[Extracted data entries]
——

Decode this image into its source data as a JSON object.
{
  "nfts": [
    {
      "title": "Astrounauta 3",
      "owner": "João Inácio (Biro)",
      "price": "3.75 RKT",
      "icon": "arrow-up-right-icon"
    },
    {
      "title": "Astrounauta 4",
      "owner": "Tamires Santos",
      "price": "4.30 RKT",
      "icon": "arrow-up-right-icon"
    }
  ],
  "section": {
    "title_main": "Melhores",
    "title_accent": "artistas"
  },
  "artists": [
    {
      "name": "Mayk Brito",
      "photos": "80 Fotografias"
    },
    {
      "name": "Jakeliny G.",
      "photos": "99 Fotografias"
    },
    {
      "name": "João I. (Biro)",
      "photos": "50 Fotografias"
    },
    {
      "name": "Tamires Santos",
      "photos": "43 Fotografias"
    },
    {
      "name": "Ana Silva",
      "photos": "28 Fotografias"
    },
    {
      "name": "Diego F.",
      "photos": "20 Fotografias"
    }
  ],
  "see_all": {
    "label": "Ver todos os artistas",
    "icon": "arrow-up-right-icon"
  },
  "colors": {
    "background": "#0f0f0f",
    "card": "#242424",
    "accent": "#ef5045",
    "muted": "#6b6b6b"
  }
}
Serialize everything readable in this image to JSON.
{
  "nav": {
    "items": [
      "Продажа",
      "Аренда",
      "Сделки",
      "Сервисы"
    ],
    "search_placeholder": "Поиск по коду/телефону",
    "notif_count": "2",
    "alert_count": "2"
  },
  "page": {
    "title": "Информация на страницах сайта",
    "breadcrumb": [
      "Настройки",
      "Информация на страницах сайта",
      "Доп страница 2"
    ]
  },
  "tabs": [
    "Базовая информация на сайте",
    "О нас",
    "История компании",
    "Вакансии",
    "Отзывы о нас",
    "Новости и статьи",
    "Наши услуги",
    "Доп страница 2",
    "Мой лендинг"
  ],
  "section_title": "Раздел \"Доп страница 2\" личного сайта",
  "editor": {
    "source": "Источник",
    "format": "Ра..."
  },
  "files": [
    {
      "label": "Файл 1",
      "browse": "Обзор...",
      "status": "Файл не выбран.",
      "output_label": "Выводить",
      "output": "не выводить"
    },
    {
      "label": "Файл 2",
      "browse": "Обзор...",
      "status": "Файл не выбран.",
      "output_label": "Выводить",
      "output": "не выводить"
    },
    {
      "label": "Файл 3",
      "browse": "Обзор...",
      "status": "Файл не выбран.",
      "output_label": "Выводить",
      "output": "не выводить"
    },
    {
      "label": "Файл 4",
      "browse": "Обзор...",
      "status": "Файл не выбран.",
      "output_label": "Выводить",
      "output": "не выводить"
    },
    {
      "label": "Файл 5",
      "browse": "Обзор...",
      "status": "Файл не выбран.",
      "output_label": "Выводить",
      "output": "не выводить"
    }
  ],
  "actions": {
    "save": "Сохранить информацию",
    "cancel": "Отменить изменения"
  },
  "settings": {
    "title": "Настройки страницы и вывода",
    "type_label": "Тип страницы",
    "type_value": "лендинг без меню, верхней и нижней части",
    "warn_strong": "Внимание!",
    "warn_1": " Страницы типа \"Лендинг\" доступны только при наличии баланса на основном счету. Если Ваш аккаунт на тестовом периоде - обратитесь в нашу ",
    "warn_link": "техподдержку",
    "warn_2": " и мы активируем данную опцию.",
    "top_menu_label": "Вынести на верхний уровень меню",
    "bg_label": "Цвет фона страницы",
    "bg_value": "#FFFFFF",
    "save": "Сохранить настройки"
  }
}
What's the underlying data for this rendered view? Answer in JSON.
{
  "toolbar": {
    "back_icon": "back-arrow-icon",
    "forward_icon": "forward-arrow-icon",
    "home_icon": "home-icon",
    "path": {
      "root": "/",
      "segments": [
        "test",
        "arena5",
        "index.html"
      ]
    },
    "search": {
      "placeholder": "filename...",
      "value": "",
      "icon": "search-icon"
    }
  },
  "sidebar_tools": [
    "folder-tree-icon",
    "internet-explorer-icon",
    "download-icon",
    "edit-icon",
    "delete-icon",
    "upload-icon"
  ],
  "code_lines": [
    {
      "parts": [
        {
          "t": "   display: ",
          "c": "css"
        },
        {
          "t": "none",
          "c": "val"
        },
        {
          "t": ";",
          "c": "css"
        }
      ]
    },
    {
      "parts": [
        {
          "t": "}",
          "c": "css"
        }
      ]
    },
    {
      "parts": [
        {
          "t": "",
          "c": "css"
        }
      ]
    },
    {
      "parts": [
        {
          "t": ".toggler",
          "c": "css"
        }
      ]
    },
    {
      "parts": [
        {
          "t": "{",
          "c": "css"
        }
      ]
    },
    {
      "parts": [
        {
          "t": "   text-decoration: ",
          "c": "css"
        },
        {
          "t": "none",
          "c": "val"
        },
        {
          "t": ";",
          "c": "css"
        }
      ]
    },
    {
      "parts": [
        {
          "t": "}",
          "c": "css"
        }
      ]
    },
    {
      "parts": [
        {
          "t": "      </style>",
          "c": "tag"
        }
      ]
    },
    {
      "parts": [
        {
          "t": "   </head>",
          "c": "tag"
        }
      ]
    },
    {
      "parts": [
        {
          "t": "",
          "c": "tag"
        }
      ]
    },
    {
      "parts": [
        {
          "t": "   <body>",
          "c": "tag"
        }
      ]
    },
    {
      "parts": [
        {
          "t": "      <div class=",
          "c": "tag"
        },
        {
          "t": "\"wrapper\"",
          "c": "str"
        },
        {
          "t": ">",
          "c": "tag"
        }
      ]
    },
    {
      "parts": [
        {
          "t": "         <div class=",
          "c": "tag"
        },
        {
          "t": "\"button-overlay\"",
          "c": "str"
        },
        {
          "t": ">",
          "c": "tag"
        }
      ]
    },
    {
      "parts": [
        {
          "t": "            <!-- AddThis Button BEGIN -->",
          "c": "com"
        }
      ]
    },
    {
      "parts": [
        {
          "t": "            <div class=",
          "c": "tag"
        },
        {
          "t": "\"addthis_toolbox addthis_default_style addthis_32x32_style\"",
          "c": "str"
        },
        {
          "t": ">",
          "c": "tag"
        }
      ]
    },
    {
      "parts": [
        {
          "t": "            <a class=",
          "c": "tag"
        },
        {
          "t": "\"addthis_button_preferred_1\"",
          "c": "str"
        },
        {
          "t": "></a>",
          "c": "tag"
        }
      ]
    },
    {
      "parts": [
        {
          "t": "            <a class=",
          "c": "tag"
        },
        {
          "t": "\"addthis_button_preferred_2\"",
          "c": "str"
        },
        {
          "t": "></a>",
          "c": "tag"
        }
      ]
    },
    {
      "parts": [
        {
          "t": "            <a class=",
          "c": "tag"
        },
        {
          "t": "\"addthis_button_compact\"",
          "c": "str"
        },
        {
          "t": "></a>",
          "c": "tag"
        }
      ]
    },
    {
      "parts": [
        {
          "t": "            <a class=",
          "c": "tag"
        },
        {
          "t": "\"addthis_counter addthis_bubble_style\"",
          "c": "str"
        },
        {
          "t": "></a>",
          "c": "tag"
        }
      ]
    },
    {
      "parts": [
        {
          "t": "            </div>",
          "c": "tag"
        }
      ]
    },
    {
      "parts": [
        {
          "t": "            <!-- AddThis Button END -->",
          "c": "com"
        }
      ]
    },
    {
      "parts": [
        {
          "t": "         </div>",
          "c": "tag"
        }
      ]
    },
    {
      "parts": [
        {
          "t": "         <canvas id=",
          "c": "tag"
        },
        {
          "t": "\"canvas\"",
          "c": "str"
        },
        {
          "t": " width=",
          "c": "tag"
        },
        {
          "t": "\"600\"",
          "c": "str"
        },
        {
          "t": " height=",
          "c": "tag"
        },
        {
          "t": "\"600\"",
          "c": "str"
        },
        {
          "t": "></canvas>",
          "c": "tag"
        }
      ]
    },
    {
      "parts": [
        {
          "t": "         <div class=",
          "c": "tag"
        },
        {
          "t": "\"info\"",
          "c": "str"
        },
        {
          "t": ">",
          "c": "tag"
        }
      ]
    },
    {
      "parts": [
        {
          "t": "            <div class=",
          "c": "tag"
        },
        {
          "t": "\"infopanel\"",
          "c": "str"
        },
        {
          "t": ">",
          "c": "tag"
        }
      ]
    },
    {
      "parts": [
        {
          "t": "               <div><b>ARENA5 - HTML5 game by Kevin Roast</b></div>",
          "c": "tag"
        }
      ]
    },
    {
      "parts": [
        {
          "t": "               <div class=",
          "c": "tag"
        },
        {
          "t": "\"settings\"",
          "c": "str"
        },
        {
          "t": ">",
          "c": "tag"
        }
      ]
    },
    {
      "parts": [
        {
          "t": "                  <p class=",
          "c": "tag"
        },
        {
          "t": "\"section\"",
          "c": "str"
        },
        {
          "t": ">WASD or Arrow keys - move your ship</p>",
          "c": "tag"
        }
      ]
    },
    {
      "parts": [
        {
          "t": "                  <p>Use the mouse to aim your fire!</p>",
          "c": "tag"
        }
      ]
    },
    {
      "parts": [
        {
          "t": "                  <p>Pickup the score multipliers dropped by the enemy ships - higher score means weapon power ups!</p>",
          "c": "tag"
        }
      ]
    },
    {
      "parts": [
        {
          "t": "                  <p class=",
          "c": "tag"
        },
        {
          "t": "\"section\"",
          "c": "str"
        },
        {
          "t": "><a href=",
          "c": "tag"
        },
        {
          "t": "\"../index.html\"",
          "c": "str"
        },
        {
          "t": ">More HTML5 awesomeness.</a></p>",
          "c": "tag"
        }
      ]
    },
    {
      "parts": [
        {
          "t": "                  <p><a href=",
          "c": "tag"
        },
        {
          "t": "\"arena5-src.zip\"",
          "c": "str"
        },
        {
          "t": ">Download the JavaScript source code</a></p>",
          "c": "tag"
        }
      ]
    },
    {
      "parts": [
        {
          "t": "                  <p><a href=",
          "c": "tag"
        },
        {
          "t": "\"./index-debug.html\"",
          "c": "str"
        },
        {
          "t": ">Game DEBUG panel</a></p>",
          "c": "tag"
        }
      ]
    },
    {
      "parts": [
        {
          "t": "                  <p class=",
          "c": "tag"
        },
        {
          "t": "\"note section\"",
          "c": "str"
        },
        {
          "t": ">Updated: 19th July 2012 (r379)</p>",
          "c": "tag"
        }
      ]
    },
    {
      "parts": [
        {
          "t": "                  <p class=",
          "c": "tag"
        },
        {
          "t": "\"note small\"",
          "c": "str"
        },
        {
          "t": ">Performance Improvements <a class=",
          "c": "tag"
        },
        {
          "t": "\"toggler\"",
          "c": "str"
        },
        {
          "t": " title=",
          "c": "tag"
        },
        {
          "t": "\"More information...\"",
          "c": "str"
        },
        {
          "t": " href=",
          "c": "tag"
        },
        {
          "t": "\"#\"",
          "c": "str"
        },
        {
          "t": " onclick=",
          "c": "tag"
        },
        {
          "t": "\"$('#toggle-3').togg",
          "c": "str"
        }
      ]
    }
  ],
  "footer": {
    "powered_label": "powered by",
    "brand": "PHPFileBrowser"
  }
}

——

> [What you have to do] From the listing, copy every line where the string "Astrounauta" appears.

> [Completed task]
      "title": "Astrounauta 3",
      "title": "Astrounauta 4",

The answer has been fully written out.